The problem: Read through the data and report every line in which the word "median" occurs.

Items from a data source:
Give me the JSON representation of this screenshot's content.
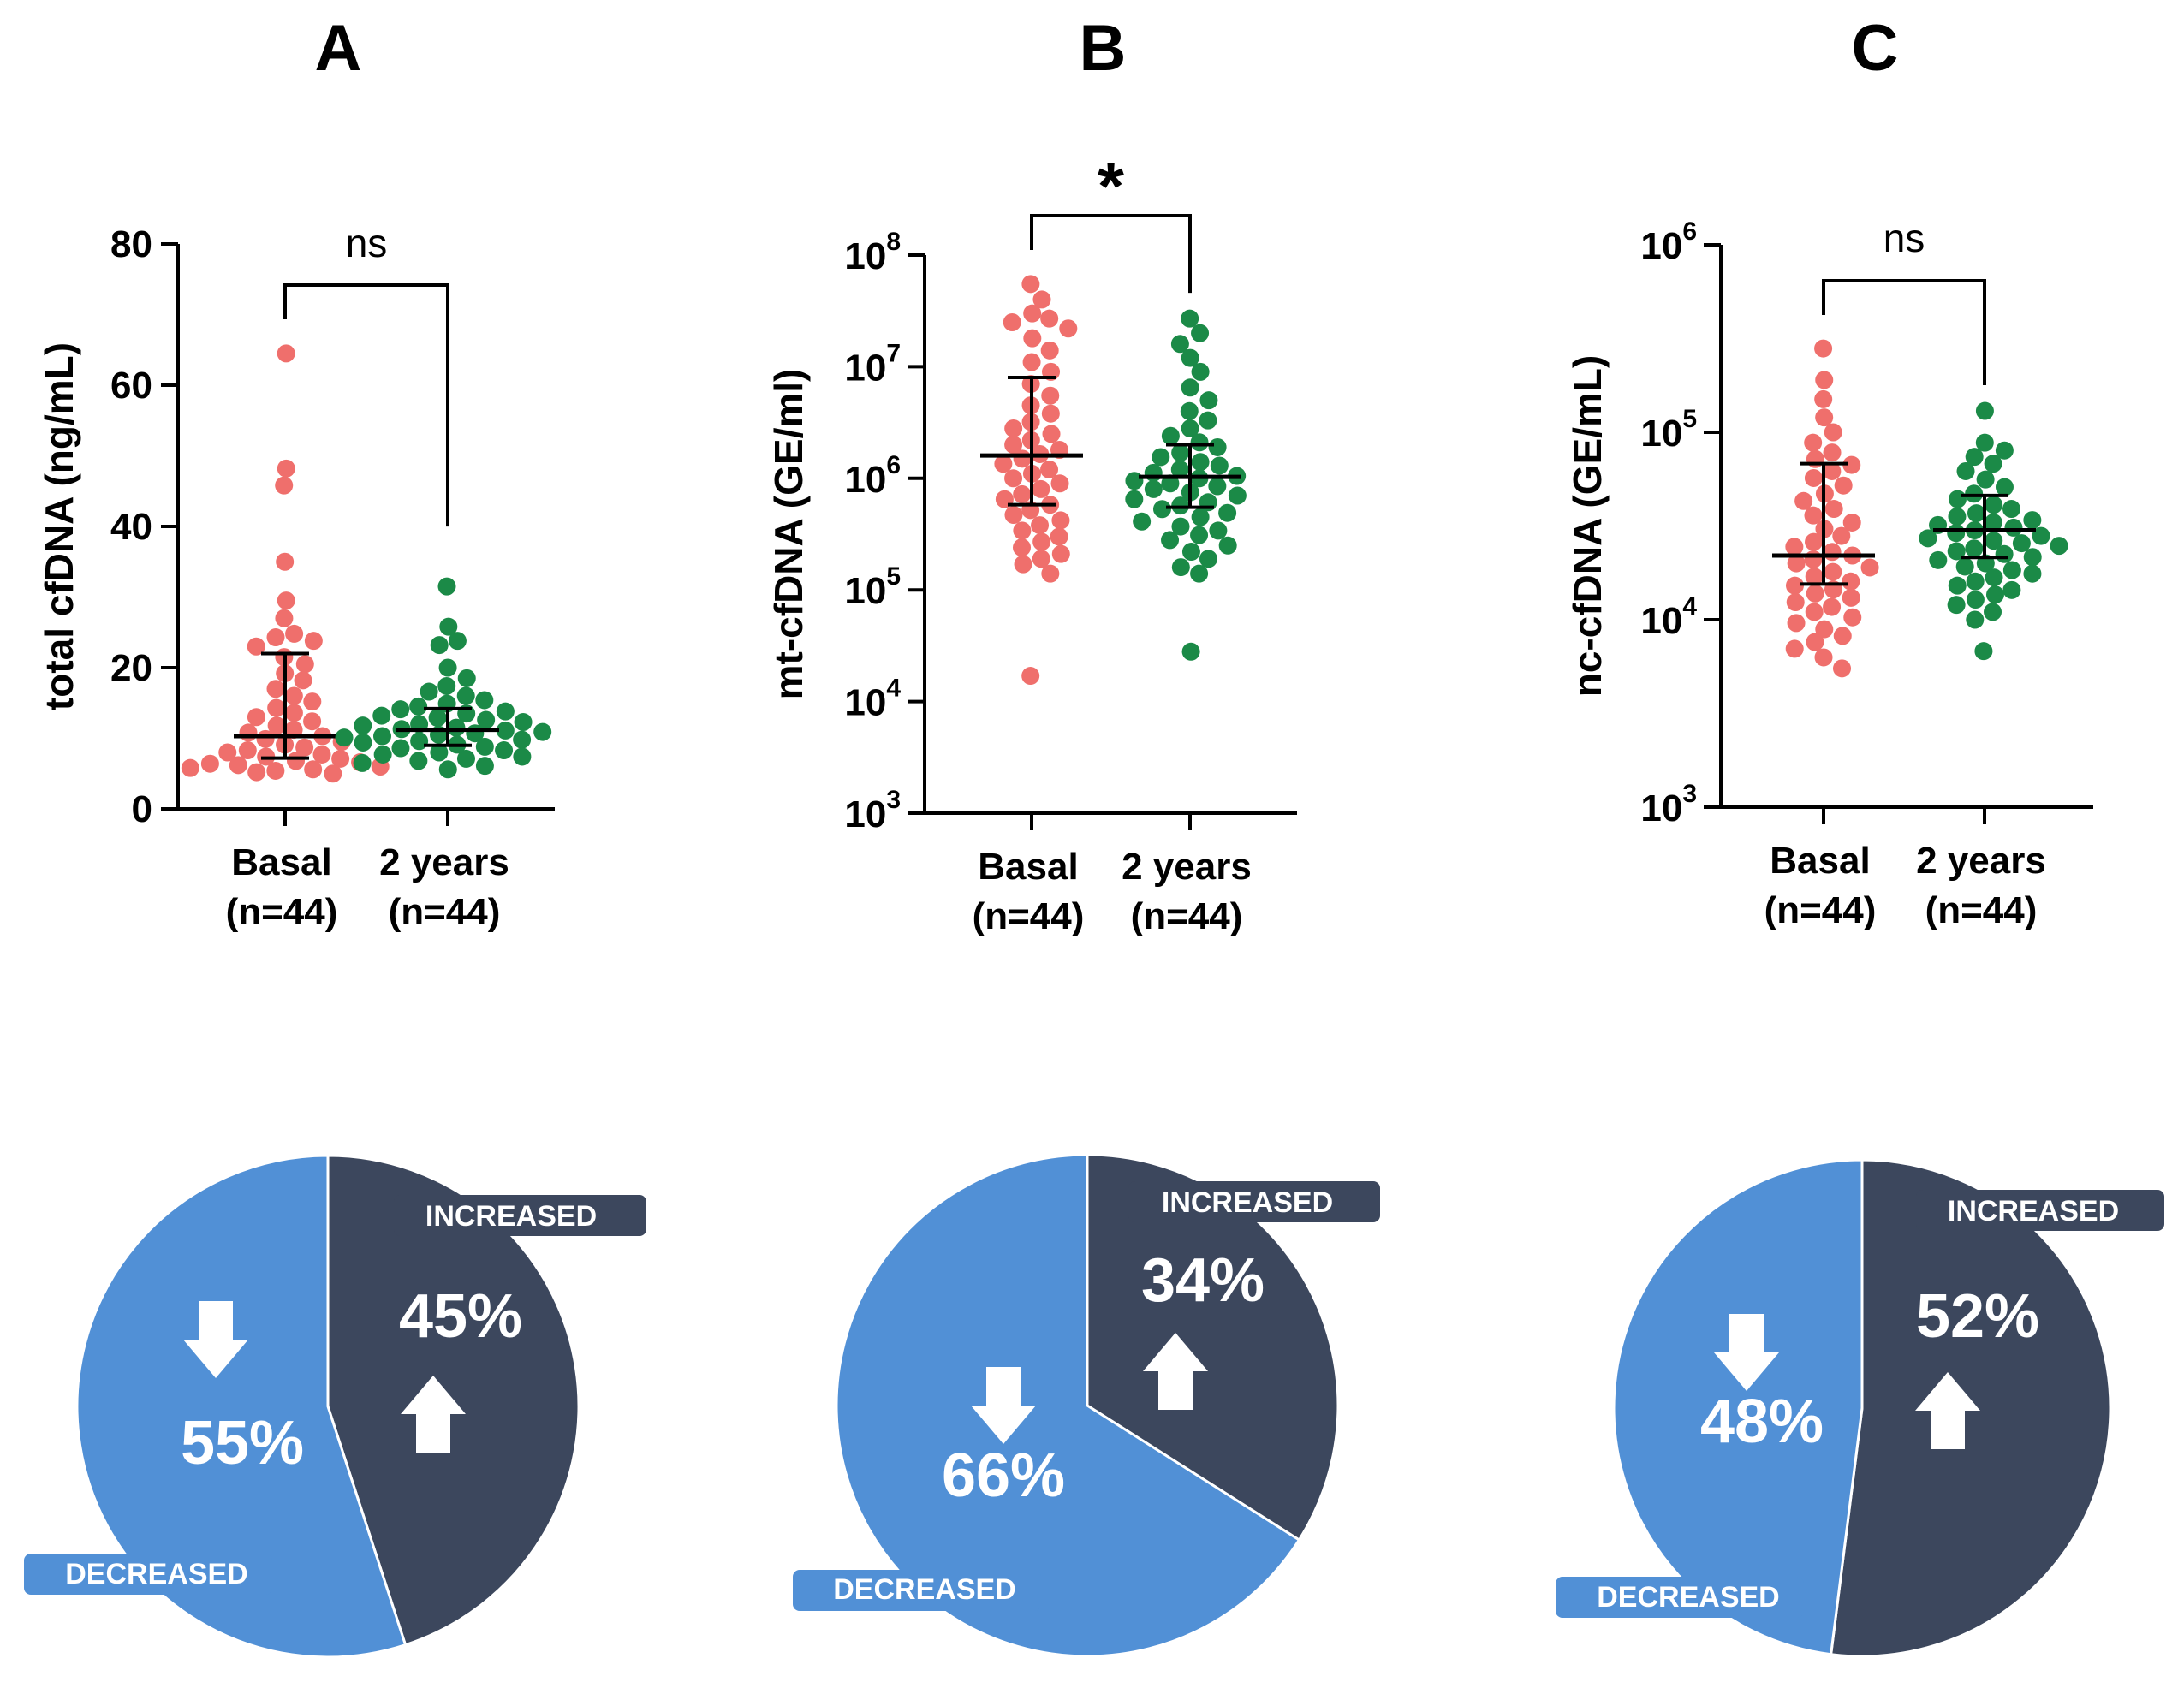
{
  "colors": {
    "basal_points": "#ef6f6c",
    "two_year_points": "#1b8a47",
    "decreased": "#5190d6",
    "increased": "#3c475d",
    "axis": "#000000"
  },
  "chart_data": [
    {
      "type": "scatter",
      "panel": "A",
      "ylabel": "total cfDNA  (ng/mL)",
      "yscale": "linear",
      "ylim": [
        0,
        80
      ],
      "yticks": [
        0,
        20,
        40,
        60,
        80
      ],
      "ytick_labels": [
        "0",
        "20",
        "40",
        "60",
        "80"
      ],
      "categories": [
        {
          "name": "Basal",
          "n": "(n=44)"
        },
        {
          "name": "2 years",
          "n": "(n=44)"
        }
      ],
      "significance": "ns",
      "series": [
        {
          "name": "Basal",
          "color": "#ef6f6c",
          "median": 10.3,
          "iqr": [
            7.2,
            22.0
          ],
          "values": [
            64.5,
            48.2,
            45.8,
            35.0,
            29.5,
            27.0,
            24.8,
            24.3,
            23.8,
            23.0,
            21.5,
            20.5,
            19.2,
            18.2,
            17.0,
            16.0,
            15.2,
            14.3,
            13.6,
            13.0,
            12.4,
            11.8,
            11.2,
            10.8,
            10.3,
            9.9,
            9.5,
            9.1,
            8.7,
            8.3,
            8.0,
            7.7,
            7.4,
            7.1,
            6.8,
            6.6,
            6.4,
            6.2,
            6.0,
            5.8,
            5.6,
            5.4,
            5.2,
            5.0
          ]
        },
        {
          "name": "2 years",
          "color": "#1b8a47",
          "median": 11.2,
          "iqr": [
            9.0,
            14.2
          ],
          "values": [
            31.5,
            25.8,
            23.8,
            23.2,
            20.0,
            18.5,
            17.4,
            16.6,
            16.0,
            15.4,
            14.9,
            14.5,
            14.1,
            13.8,
            13.5,
            13.2,
            12.9,
            12.6,
            12.3,
            12.0,
            11.8,
            11.5,
            11.3,
            11.1,
            10.9,
            10.7,
            10.5,
            10.3,
            10.1,
            9.8,
            9.6,
            9.4,
            9.1,
            8.8,
            8.6,
            8.3,
            8.0,
            7.7,
            7.4,
            7.1,
            6.8,
            6.5,
            6.1,
            5.6
          ]
        }
      ]
    },
    {
      "type": "scatter",
      "panel": "B",
      "ylabel": "mt-cfDNA (GE/ml)",
      "yscale": "log",
      "ylim": [
        3,
        8
      ],
      "yticks": [
        3,
        4,
        5,
        6,
        7,
        8
      ],
      "ytick_base": "10",
      "ytick_exponents": [
        "3",
        "4",
        "5",
        "6",
        "7",
        "8"
      ],
      "categories": [
        {
          "name": "Basal",
          "n": "(n=44)"
        },
        {
          "name": "2 years",
          "n": "(n=44)"
        }
      ],
      "significance": "*",
      "series": [
        {
          "name": "Basal",
          "color": "#ef6f6c",
          "median": 1600000,
          "iqr": [
            580000,
            8000000
          ],
          "values": [
            55000000,
            40000000,
            30000000,
            27000000,
            25000000,
            22000000,
            18000000,
            14000000,
            11000000,
            9000000,
            7000000,
            5500000,
            4500000,
            3800000,
            3200000,
            2800000,
            2500000,
            2200000,
            2000000,
            1800000,
            1650000,
            1500000,
            1350000,
            1200000,
            1100000,
            1000000,
            900000,
            800000,
            720000,
            650000,
            580000,
            520000,
            470000,
            420000,
            380000,
            340000,
            300000,
            270000,
            240000,
            210000,
            190000,
            170000,
            140000,
            17000
          ]
        },
        {
          "name": "2 years",
          "color": "#1b8a47",
          "median": 1030000,
          "iqr": [
            550000,
            2000000
          ],
          "values": [
            27000000,
            20000000,
            16000000,
            12000000,
            9000000,
            6500000,
            5000000,
            4000000,
            3300000,
            2800000,
            2400000,
            2100000,
            1900000,
            1700000,
            1550000,
            1400000,
            1300000,
            1200000,
            1120000,
            1050000,
            1000000,
            950000,
            900000,
            850000,
            800000,
            750000,
            700000,
            650000,
            610000,
            570000,
            530000,
            490000,
            450000,
            410000,
            370000,
            340000,
            310000,
            280000,
            250000,
            220000,
            190000,
            160000,
            140000,
            28000
          ]
        }
      ]
    },
    {
      "type": "scatter",
      "panel": "C",
      "ylabel": "nc-cfDNA (GE/mL)",
      "yscale": "log",
      "ylim": [
        3,
        6
      ],
      "yticks": [
        3,
        4,
        5,
        6
      ],
      "ytick_base": "10",
      "ytick_exponents": [
        "3",
        "4",
        "5",
        "6"
      ],
      "categories": [
        {
          "name": "Basal",
          "n": "(n=44)"
        },
        {
          "name": "2 years",
          "n": "(n=44)"
        }
      ],
      "significance": "ns",
      "series": [
        {
          "name": "Basal",
          "color": "#ef6f6c",
          "median": 22000,
          "iqr": [
            15500,
            68000
          ],
          "values": [
            280000,
            190000,
            150000,
            120000,
            100000,
            88000,
            78000,
            72000,
            67000,
            62000,
            57000,
            52000,
            47000,
            43000,
            39000,
            36000,
            33000,
            30500,
            28000,
            26000,
            24500,
            23000,
            22000,
            21000,
            20000,
            19000,
            18000,
            17000,
            16000,
            15200,
            14500,
            13800,
            13100,
            12400,
            11700,
            11000,
            10300,
            9600,
            8900,
            8200,
            7600,
            7000,
            6300,
            5500
          ]
        },
        {
          "name": "2 years",
          "color": "#1b8a47",
          "median": 30000,
          "iqr": [
            21500,
            46000
          ],
          "values": [
            130000,
            88000,
            80000,
            74000,
            68000,
            62000,
            56000,
            51000,
            47000,
            44000,
            41000,
            39000,
            37000,
            35500,
            34000,
            33000,
            32000,
            31000,
            30000,
            29000,
            28000,
            27200,
            26400,
            25600,
            24800,
            24000,
            23200,
            22400,
            21600,
            20800,
            20000,
            19200,
            18400,
            17600,
            16800,
            16000,
            15200,
            14400,
            13600,
            12800,
            12000,
            11000,
            10000,
            6800
          ]
        }
      ]
    },
    {
      "type": "pie",
      "panel": "A",
      "slices": [
        {
          "label": "INCREASED",
          "value": 45,
          "text": "45%",
          "color": "#3c475d"
        },
        {
          "label": "DECREASED",
          "value": 55,
          "text": "55%",
          "color": "#5190d6"
        }
      ]
    },
    {
      "type": "pie",
      "panel": "B",
      "slices": [
        {
          "label": "INCREASED",
          "value": 34,
          "text": "34%",
          "color": "#3c475d"
        },
        {
          "label": "DECREASED",
          "value": 66,
          "text": "66%",
          "color": "#5190d6"
        }
      ]
    },
    {
      "type": "pie",
      "panel": "C",
      "slices": [
        {
          "label": "INCREASED",
          "value": 52,
          "text": "52%",
          "color": "#3c475d"
        },
        {
          "label": "DECREASED",
          "value": 48,
          "text": "48%",
          "color": "#5190d6"
        }
      ]
    }
  ]
}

Complete output:
          "median": 10.3,
          "median": 11.2,
          "median": 1600000,
          "median": 1030000,
          "median": 22000,
          "median": 30000,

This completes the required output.